**** Supplied material ****
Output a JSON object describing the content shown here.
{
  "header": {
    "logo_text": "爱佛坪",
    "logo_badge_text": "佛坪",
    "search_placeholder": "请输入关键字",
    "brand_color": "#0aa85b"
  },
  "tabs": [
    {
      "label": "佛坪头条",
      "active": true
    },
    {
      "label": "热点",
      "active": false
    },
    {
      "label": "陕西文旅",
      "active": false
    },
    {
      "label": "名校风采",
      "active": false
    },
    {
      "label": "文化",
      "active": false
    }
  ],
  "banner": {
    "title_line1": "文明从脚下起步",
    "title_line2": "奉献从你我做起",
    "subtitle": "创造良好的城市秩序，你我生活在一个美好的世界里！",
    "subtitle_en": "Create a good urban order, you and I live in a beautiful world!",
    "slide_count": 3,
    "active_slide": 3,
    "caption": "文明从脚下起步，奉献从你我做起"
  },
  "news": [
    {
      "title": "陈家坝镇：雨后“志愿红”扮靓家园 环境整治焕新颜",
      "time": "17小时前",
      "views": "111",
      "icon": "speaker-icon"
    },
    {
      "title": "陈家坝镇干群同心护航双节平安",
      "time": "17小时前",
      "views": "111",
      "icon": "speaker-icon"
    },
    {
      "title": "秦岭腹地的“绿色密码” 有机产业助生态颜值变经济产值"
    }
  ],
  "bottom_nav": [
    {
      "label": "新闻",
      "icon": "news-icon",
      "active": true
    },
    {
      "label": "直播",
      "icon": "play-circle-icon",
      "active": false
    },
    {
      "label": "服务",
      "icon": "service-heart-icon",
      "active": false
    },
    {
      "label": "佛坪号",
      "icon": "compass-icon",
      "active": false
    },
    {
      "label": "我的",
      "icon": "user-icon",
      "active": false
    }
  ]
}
****
**** Supplied material ****
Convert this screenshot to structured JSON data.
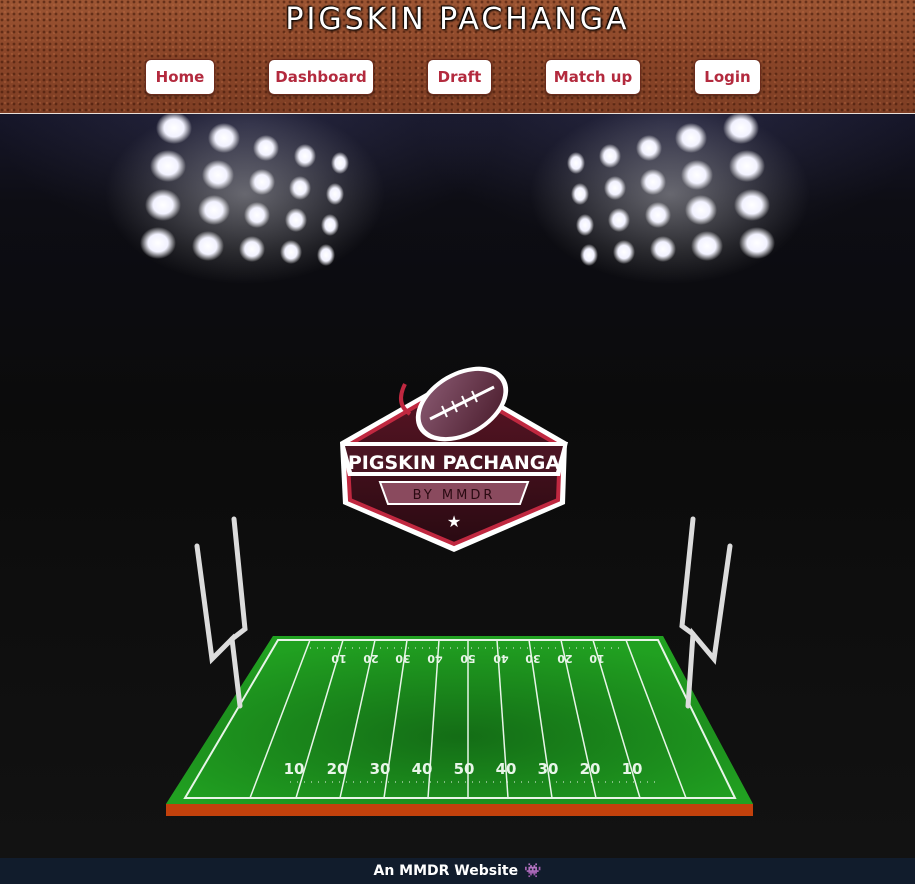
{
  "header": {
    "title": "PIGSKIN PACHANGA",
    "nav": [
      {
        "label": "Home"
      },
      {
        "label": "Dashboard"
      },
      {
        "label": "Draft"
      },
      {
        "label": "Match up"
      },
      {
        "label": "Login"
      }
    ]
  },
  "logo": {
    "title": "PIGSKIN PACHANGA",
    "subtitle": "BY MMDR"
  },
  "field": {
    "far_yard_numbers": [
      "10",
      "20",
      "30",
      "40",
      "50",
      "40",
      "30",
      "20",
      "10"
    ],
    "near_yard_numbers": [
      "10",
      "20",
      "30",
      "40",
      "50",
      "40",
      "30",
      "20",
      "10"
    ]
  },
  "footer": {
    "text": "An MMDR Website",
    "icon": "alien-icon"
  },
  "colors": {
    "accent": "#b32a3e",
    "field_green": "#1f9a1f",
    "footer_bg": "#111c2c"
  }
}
****
Set task
Extract from the data every line where "MMDR" shows up.

Result below
    "subtitle": "BY MMDR"
    "text": "An MMDR Website",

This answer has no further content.